- [Aim] List all the lines in these records that hold "enim".

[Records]

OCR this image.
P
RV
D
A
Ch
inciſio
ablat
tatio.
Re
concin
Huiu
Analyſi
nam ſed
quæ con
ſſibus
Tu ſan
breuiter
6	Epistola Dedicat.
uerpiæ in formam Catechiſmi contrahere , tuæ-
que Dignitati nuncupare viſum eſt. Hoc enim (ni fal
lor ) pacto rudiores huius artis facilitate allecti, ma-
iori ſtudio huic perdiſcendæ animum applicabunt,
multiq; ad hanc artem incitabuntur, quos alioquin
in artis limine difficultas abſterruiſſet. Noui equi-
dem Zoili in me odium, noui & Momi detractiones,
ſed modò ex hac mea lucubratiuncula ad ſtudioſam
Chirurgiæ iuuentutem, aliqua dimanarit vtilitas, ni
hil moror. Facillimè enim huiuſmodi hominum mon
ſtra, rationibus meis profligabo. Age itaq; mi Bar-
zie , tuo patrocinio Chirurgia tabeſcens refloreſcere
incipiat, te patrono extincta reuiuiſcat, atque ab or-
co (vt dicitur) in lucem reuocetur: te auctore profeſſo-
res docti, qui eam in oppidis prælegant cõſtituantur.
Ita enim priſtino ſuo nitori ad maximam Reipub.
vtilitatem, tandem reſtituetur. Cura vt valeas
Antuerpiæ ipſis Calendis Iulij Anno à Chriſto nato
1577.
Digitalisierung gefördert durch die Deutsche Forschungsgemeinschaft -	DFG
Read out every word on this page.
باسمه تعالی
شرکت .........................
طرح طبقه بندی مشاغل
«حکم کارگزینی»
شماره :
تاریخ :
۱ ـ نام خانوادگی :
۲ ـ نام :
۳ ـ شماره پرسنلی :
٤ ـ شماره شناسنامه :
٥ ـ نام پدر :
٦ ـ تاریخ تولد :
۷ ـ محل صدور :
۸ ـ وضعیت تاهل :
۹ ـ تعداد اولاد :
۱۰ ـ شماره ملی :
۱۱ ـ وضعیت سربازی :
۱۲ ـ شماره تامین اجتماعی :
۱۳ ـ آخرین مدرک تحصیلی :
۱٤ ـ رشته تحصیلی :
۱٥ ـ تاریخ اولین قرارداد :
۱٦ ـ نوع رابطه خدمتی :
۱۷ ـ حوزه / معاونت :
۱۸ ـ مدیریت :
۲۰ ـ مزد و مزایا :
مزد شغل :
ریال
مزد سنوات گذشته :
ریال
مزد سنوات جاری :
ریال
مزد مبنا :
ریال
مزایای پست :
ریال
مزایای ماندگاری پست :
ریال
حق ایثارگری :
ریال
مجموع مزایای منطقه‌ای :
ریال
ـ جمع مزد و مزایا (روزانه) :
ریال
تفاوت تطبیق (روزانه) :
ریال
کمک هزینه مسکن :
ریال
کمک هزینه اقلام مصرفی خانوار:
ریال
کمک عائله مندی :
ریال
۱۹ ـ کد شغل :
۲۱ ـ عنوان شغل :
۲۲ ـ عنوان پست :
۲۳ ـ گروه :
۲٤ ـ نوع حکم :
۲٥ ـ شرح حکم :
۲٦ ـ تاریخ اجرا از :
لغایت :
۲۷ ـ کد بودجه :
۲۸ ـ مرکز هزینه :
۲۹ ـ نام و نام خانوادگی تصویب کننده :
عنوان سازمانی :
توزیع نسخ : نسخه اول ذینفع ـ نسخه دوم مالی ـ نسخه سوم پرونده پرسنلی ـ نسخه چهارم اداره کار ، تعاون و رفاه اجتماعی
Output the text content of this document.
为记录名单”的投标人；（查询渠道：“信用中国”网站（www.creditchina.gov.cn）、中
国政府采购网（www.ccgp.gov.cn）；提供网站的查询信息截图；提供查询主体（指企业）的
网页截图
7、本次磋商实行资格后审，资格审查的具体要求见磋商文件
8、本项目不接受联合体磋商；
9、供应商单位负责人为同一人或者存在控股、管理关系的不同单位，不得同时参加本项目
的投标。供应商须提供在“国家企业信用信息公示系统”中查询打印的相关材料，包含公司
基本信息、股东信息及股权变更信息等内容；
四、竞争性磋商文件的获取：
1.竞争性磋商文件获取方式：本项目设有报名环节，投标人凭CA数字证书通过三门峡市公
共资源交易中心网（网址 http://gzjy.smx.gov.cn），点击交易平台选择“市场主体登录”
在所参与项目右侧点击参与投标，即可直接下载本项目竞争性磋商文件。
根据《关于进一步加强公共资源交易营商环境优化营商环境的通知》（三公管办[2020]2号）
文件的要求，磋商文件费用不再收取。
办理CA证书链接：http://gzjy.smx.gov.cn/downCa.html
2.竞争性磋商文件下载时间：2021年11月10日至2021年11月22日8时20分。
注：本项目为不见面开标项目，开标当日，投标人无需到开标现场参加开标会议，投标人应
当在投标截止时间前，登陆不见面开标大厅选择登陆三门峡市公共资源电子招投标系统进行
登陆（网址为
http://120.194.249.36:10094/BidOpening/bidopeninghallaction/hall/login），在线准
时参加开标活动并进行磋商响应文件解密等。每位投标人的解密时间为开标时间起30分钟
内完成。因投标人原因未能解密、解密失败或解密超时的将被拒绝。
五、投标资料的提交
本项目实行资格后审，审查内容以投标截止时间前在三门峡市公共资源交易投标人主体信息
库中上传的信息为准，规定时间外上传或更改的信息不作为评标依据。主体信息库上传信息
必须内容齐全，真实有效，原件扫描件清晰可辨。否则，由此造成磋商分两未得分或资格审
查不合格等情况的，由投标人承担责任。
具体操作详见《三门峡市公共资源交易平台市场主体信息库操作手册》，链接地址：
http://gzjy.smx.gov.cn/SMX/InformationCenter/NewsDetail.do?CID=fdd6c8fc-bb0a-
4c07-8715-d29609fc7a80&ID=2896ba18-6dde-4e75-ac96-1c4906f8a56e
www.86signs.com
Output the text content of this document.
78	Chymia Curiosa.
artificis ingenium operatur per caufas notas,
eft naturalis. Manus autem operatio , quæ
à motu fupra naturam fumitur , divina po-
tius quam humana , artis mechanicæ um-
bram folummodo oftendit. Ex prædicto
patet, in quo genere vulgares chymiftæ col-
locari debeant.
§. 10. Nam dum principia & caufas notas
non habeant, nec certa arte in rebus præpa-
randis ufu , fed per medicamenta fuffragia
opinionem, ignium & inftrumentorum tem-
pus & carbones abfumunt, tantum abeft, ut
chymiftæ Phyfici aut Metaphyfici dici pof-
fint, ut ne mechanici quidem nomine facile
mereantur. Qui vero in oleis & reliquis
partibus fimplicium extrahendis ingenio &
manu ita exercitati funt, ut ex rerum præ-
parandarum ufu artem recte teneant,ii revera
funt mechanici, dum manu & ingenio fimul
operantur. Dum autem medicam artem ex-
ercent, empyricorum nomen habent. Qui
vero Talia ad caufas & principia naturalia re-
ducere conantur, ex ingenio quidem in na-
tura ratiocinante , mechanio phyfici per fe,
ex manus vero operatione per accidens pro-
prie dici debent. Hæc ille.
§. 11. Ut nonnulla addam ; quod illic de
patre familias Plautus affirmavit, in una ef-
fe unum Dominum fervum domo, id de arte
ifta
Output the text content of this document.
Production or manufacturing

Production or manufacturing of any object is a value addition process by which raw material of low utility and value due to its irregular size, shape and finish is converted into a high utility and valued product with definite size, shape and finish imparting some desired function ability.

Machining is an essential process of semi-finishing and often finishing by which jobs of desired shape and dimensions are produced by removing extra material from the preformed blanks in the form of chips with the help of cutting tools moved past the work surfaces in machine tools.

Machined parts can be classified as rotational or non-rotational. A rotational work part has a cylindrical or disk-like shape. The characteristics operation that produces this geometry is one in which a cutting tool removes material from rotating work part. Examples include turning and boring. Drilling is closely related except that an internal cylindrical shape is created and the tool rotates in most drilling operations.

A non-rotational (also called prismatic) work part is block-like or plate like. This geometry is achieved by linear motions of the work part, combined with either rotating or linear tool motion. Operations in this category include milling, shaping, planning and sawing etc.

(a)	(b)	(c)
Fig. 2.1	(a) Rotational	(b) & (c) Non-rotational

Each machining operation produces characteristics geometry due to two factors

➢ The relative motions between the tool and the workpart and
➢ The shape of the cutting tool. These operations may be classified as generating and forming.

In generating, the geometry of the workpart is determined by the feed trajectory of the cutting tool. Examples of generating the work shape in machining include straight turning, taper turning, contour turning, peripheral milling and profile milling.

- [Solution to the exercise]
que Dignitati nuncupare viſum eſt. Hoc enim (ni fal
hil moror. Facillimè enim huiuſmodi hominum mon
Ita enim priſtino ſuo nitori ad maximam Reipub.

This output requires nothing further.